Exercise requirements: Produce the listing below again, exactly as shown.

Supplied entries:
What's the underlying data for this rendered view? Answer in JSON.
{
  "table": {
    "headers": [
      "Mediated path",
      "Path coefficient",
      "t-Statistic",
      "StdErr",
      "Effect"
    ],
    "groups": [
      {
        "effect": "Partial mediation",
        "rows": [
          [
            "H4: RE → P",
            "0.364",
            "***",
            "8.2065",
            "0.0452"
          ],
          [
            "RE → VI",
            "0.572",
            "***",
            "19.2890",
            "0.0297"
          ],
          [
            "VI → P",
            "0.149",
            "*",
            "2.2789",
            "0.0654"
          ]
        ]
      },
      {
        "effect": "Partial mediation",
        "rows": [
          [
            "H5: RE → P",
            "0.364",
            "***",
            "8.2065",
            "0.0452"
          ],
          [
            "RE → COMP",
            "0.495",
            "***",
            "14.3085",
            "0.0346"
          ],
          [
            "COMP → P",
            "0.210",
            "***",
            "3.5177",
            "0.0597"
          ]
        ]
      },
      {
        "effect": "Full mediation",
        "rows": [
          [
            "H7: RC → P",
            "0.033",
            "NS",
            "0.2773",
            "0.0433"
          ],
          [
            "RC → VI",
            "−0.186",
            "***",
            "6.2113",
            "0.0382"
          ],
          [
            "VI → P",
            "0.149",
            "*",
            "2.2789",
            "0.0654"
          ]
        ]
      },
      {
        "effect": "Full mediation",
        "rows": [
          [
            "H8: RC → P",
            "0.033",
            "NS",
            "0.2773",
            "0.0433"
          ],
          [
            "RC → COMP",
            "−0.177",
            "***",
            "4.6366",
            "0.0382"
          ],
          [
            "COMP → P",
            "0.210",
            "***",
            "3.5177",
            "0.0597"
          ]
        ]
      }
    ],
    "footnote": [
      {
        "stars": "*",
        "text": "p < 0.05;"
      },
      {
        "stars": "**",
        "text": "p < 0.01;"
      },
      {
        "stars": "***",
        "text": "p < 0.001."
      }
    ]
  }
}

Output below:
What's the underlying data for this rendered view? Answer in JSON.
{
  "table": {
    "headers": [
      "Mediated path",
      "Path coefficient",
      "t-Statistic",
      "StdErr",
      "Effect"
    ],
    "groups": [
      {
        "effect": "Partial mediation",
        "rows": [
          [
            "H4: RE → P",
            "0.364",
            "***",
            "8.2065",
            "0.0452"
          ],
          [
            "RE → VI",
            "0.572",
            "***",
            "19.2890",
            "0.0297"
          ],
          [
            "VI → P",
            "0.149",
            "*",
            "2.2789",
            "0.0654"
          ]
        ]
      },
      {
        "effect": "Partial mediation",
        "rows": [
          [
            "H5: RE → P",
            "0.364",
            "***",
            "8.2065",
            "0.0452"
          ],
          [
            "RE → COMP",
            "0.495",
            "***",
            "14.3085",
            "0.0346"
          ],
          [
            "COMP → P",
            "0.210",
            "***",
            "3.5177",
            "0.0597"
          ]
        ]
      },
      {
        "effect": "Full mediation",
        "rows": [
          [
            "H7: RC → P",
            "0.033",
            "NS",
            "0.2773",
            "0.0433"
          ],
          [
            "RC → VI",
            "−0.186",
            "***",
            "6.2113",
            "0.0382"
          ],
          [
            "VI → P",
            "0.149",
            "*",
            "2.2789",
            "0.0654"
          ]
        ]
      },
      {
        "effect": "Full mediation",
        "rows": [
          [
            "H8: RC → P",
            "0.033",
            "NS",
            "0.2773",
            "0.0433"
          ],
          [
            "RC → COMP",
            "−0.177",
            "***",
            "4.6366",
            "0.0382"
          ],
          [
            "COMP → P",
            "0.210",
            "***",
            "3.5177",
            "0.0597"
          ]
        ]
      }
    ],
    "footnote": [
      {
        "stars": "*",
        "text": "p < 0.05;"
      },
      {
        "stars": "**",
        "text": "p < 0.01;"
      },
      {
        "stars": "***",
        "text": "p < 0.001."
      }
    ]
  }
}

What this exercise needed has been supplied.